[Stated goal]
Only lines with the string "ffffff" matter here; gather them from the material below.
□ □ □ □ □
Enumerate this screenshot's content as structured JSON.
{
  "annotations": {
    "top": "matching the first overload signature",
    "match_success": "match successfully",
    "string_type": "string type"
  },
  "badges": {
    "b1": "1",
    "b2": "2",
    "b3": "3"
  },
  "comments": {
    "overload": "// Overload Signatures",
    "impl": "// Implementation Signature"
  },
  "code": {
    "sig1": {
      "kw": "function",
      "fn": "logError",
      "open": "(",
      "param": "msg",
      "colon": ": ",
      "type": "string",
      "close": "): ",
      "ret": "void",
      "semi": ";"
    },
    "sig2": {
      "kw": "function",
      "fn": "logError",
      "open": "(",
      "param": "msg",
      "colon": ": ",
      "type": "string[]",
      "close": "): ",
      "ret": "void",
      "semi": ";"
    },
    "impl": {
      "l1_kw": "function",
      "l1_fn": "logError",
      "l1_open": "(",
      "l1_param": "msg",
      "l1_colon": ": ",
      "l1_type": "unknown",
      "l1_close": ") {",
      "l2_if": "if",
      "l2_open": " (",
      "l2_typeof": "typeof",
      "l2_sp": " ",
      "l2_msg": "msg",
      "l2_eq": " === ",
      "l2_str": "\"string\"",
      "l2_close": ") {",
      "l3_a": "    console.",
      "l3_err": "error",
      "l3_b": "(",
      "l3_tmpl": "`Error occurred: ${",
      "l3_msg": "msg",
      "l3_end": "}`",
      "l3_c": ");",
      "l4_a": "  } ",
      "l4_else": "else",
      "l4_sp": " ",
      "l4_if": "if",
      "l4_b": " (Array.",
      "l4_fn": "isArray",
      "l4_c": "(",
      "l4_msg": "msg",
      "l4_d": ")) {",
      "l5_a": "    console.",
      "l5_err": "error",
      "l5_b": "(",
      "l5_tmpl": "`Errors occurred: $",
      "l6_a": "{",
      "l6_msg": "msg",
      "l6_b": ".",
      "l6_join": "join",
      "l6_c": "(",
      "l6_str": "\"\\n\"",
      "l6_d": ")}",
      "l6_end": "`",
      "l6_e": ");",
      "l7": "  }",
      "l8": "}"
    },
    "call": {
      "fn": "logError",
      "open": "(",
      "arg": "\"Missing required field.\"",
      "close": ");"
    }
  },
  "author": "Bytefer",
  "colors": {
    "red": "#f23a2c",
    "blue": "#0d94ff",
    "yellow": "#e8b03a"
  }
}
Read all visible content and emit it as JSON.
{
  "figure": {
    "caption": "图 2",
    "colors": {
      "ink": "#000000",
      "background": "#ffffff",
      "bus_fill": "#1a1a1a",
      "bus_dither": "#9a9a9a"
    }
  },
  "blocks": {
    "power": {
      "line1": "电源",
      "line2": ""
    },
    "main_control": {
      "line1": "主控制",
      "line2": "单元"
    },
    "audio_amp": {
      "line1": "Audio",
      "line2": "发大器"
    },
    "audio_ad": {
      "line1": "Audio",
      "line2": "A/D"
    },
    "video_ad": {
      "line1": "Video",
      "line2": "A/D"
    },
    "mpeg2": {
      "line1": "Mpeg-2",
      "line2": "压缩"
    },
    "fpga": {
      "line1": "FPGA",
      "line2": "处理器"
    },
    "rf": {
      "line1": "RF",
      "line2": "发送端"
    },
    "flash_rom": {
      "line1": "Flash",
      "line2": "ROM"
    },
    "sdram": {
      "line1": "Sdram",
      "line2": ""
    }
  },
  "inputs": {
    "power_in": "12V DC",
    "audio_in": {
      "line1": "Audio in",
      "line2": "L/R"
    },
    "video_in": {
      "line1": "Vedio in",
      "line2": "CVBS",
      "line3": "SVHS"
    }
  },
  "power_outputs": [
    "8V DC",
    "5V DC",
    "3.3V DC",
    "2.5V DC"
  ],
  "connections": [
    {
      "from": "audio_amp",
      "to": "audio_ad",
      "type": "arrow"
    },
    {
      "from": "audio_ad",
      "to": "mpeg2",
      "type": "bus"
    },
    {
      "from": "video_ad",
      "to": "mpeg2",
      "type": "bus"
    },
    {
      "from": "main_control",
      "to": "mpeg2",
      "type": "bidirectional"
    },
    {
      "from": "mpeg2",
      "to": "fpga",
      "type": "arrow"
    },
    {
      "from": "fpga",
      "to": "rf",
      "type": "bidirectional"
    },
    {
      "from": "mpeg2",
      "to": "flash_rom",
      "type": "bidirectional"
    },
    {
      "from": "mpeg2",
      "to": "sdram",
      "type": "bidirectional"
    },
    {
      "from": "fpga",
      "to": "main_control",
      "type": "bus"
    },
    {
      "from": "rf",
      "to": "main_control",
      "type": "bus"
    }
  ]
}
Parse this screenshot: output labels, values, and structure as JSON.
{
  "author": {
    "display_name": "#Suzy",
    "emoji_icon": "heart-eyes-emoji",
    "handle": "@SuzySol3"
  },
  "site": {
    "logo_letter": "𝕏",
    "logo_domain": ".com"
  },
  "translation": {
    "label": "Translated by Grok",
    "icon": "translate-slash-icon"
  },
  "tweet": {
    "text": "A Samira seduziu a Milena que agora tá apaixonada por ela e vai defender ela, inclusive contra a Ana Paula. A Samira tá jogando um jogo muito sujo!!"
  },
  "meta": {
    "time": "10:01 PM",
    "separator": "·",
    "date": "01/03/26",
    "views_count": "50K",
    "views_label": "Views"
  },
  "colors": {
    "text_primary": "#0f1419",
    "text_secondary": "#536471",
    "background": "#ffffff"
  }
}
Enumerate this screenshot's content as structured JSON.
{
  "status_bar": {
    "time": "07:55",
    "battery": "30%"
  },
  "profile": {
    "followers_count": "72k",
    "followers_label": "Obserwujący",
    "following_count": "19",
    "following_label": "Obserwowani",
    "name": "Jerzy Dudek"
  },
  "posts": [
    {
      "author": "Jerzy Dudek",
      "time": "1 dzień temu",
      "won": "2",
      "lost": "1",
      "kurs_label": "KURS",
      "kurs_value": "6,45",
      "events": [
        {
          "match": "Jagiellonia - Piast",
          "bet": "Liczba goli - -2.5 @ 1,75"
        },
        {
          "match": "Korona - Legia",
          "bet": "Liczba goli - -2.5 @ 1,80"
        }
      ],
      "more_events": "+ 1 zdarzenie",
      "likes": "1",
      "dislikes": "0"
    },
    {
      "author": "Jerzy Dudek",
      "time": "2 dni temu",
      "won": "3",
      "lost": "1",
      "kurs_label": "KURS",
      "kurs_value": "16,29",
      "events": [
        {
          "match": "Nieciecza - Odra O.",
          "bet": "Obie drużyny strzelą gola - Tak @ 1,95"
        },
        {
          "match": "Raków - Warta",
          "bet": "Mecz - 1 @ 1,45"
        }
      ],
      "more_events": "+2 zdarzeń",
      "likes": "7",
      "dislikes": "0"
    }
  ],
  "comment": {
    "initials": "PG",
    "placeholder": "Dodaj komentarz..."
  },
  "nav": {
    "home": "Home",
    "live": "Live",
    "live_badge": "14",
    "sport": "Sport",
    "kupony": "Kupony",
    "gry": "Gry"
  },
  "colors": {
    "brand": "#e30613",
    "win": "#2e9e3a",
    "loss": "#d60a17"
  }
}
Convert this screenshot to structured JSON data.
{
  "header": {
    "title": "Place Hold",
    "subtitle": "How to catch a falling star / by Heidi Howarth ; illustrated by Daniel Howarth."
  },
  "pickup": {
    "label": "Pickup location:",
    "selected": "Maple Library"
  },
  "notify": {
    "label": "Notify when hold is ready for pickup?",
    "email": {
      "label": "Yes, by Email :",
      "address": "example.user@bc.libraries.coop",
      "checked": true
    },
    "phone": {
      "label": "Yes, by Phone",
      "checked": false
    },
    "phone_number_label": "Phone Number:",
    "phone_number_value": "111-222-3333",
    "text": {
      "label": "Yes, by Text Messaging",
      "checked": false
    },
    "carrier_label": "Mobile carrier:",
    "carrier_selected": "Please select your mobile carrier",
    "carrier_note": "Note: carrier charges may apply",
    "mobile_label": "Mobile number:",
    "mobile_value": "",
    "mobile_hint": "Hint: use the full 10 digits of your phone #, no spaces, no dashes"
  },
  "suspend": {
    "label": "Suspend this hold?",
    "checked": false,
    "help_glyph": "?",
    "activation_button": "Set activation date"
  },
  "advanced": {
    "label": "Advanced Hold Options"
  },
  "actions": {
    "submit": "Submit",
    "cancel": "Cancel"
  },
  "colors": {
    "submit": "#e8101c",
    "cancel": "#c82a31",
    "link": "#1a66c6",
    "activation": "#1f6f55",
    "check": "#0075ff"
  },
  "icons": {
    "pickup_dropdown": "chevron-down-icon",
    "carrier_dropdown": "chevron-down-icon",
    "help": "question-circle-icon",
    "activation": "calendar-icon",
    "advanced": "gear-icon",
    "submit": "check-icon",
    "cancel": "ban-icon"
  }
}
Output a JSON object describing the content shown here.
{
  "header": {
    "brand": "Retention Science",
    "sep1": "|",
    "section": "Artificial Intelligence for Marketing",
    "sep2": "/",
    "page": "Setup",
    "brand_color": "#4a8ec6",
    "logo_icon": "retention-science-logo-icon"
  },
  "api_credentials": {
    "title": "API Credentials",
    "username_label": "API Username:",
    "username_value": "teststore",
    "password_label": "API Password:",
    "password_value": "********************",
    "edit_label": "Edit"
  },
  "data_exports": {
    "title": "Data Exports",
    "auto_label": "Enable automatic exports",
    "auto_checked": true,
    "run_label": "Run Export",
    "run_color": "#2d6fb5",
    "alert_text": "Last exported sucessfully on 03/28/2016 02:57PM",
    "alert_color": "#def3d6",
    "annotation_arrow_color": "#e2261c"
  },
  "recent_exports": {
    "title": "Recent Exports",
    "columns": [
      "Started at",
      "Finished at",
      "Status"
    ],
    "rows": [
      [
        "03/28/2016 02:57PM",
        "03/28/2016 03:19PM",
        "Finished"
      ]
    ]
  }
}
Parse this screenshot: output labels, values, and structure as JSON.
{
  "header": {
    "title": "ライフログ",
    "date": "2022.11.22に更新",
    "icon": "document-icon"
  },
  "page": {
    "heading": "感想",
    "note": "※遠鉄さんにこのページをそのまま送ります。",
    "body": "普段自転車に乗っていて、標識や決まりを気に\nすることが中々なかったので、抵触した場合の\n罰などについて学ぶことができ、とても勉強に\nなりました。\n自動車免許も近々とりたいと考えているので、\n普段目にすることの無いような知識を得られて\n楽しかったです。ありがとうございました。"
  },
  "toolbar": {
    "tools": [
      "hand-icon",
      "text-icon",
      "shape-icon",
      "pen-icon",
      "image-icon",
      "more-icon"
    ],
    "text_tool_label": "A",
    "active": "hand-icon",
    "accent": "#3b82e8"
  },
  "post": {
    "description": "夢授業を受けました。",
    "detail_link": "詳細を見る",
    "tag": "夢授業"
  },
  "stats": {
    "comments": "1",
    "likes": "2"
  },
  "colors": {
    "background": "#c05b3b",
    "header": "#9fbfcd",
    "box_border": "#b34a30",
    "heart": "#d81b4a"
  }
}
□ □ □ □ □
[Exercise result]
      "background": "#ffffff",
    "background": "#ffffff"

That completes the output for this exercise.